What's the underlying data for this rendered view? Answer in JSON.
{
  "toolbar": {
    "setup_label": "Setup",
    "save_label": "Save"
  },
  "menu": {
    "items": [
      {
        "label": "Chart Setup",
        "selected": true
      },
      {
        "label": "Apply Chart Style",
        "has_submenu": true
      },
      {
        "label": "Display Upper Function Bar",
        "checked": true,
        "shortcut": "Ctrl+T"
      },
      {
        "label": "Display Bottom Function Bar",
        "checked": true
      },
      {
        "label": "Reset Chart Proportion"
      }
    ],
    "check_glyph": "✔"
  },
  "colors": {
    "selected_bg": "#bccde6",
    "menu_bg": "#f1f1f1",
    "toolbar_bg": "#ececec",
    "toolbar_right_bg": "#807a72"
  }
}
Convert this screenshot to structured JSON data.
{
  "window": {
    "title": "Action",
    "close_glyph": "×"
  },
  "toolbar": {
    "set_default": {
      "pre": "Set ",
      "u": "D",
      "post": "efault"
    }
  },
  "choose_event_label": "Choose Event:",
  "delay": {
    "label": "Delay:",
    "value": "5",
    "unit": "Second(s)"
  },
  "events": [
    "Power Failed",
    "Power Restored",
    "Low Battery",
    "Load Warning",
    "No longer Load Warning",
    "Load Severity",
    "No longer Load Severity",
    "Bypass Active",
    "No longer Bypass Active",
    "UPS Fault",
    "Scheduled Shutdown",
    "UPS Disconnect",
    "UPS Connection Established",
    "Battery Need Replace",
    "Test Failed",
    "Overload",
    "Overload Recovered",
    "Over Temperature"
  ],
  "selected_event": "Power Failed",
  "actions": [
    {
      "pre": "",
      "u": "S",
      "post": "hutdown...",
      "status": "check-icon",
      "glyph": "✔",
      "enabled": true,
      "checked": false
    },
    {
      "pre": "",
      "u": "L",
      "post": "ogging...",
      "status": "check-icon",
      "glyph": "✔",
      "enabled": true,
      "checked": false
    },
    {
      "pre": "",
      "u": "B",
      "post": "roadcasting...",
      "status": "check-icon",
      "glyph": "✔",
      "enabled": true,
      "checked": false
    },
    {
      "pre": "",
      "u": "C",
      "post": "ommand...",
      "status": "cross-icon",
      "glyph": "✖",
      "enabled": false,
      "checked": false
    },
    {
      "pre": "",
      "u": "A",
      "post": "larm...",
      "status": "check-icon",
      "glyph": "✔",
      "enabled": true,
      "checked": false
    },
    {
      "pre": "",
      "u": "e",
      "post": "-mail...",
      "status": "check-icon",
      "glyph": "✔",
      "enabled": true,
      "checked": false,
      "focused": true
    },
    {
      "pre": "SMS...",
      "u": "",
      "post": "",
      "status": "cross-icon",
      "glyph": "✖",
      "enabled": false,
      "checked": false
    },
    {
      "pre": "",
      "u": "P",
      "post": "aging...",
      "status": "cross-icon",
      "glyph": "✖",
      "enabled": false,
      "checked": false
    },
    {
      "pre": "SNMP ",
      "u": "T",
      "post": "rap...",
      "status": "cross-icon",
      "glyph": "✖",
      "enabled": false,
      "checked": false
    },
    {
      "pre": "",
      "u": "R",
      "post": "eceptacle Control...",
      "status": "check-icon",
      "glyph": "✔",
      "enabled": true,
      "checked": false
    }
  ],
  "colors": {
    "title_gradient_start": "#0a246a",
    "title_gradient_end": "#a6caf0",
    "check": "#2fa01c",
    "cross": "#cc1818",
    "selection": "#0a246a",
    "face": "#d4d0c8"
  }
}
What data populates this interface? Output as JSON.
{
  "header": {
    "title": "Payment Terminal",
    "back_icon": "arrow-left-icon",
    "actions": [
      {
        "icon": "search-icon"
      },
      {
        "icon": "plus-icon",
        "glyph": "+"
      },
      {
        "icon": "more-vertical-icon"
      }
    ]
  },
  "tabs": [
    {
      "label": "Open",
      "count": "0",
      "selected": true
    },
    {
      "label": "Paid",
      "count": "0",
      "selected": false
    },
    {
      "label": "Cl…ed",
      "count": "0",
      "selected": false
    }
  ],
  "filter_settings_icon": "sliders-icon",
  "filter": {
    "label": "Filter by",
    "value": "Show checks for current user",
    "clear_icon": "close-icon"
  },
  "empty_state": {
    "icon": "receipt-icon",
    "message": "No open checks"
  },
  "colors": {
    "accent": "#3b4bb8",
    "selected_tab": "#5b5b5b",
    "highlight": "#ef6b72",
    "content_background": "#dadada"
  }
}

++++++++++++++++++++

EXERCISE: Return the listing above word for word.

RIGHT ANSWER:
What's the underlying data for this rendered view? Answer in JSON.
{
  "toolbar": {
    "setup_label": "Setup",
    "save_label": "Save"
  },
  "menu": {
    "items": [
      {
        "label": "Chart Setup",
        "selected": true
      },
      {
        "label": "Apply Chart Style",
        "has_submenu": true
      },
      {
        "label": "Display Upper Function Bar",
        "checked": true,
        "shortcut": "Ctrl+T"
      },
      {
        "label": "Display Bottom Function Bar",
        "checked": true
      },
      {
        "label": "Reset Chart Proportion"
      }
    ],
    "check_glyph": "✔"
  },
  "colors": {
    "selected_bg": "#bccde6",
    "menu_bg": "#f1f1f1",
    "toolbar_bg": "#ececec",
    "toolbar_right_bg": "#807a72"
  }
}
Convert this screenshot to structured JSON data.
{
  "window": {
    "title": "Action",
    "close_glyph": "×"
  },
  "toolbar": {
    "set_default": {
      "pre": "Set ",
      "u": "D",
      "post": "efault"
    }
  },
  "choose_event_label": "Choose Event:",
  "delay": {
    "label": "Delay:",
    "value": "5",
    "unit": "Second(s)"
  },
  "events": [
    "Power Failed",
    "Power Restored",
    "Low Battery",
    "Load Warning",
    "No longer Load Warning",
    "Load Severity",
    "No longer Load Severity",
    "Bypass Active",
    "No longer Bypass Active",
    "UPS Fault",
    "Scheduled Shutdown",
    "UPS Disconnect",
    "UPS Connection Established",
    "Battery Need Replace",
    "Test Failed",
    "Overload",
    "Overload Recovered",
    "Over Temperature"
  ],
  "selected_event": "Power Failed",
  "actions": [
    {
      "pre": "",
      "u": "S",
      "post": "hutdown...",
      "status": "check-icon",
      "glyph": "✔",
      "enabled": true,
      "checked": false
    },
    {
      "pre": "",
      "u": "L",
      "post": "ogging...",
      "status": "check-icon",
      "glyph": "✔",
      "enabled": true,
      "checked": false
    },
    {
      "pre": "",
      "u": "B",
      "post": "roadcasting...",
      "status": "check-icon",
      "glyph": "✔",
      "enabled": true,
      "checked": false
    },
    {
      "pre": "",
      "u": "C",
      "post": "ommand...",
      "status": "cross-icon",
      "glyph": "✖",
      "enabled": false,
      "checked": false
    },
    {
      "pre": "",
      "u": "A",
      "post": "larm...",
      "status": "check-icon",
      "glyph": "✔",
      "enabled": true,
      "checked": false
    },
    {
      "pre": "",
      "u": "e",
      "post": "-mail...",
      "status": "check-icon",
      "glyph": "✔",
      "enabled": true,
      "checked": false,
      "focused": true
    },
    {
      "pre": "SMS...",
      "u": "",
      "post": "",
      "status": "cross-icon",
      "glyph": "✖",
      "enabled": false,
      "checked": false
    },
    {
      "pre": "",
      "u": "P",
      "post": "aging...",
      "status": "cross-icon",
      "glyph": "✖",
      "enabled": false,
      "checked": false
    },
    {
      "pre": "SNMP ",
      "u": "T",
      "post": "rap...",
      "status": "cross-icon",
      "glyph": "✖",
      "enabled": false,
      "checked": false
    },
    {
      "pre": "",
      "u": "R",
      "post": "eceptacle Control...",
      "status": "check-icon",
      "glyph": "✔",
      "enabled": true,
      "checked": false
    }
  ],
  "colors": {
    "title_gradient_start": "#0a246a",
    "title_gradient_end": "#a6caf0",
    "check": "#2fa01c",
    "cross": "#cc1818",
    "selection": "#0a246a",
    "face": "#d4d0c8"
  }
}
What data populates this interface? Output as JSON.
{
  "header": {
    "title": "Payment Terminal",
    "back_icon": "arrow-left-icon",
    "actions": [
      {
        "icon": "search-icon"
      },
      {
        "icon": "plus-icon",
        "glyph": "+"
      },
      {
        "icon": "more-vertical-icon"
      }
    ]
  },
  "tabs": [
    {
      "label": "Open",
      "count": "0",
      "selected": true
    },
    {
      "label": "Paid",
      "count": "0",
      "selected": false
    },
    {
      "label": "Cl…ed",
      "count": "0",
      "selected": false
    }
  ],
  "filter_settings_icon": "sliders-icon",
  "filter": {
    "label": "Filter by",
    "value": "Show checks for current user",
    "clear_icon": "close-icon"
  },
  "empty_state": {
    "icon": "receipt-icon",
    "message": "No open checks"
  },
  "colors": {
    "accent": "#3b4bb8",
    "selected_tab": "#5b5b5b",
    "highlight": "#ef6b72",
    "content_background": "#dadada"
  }
}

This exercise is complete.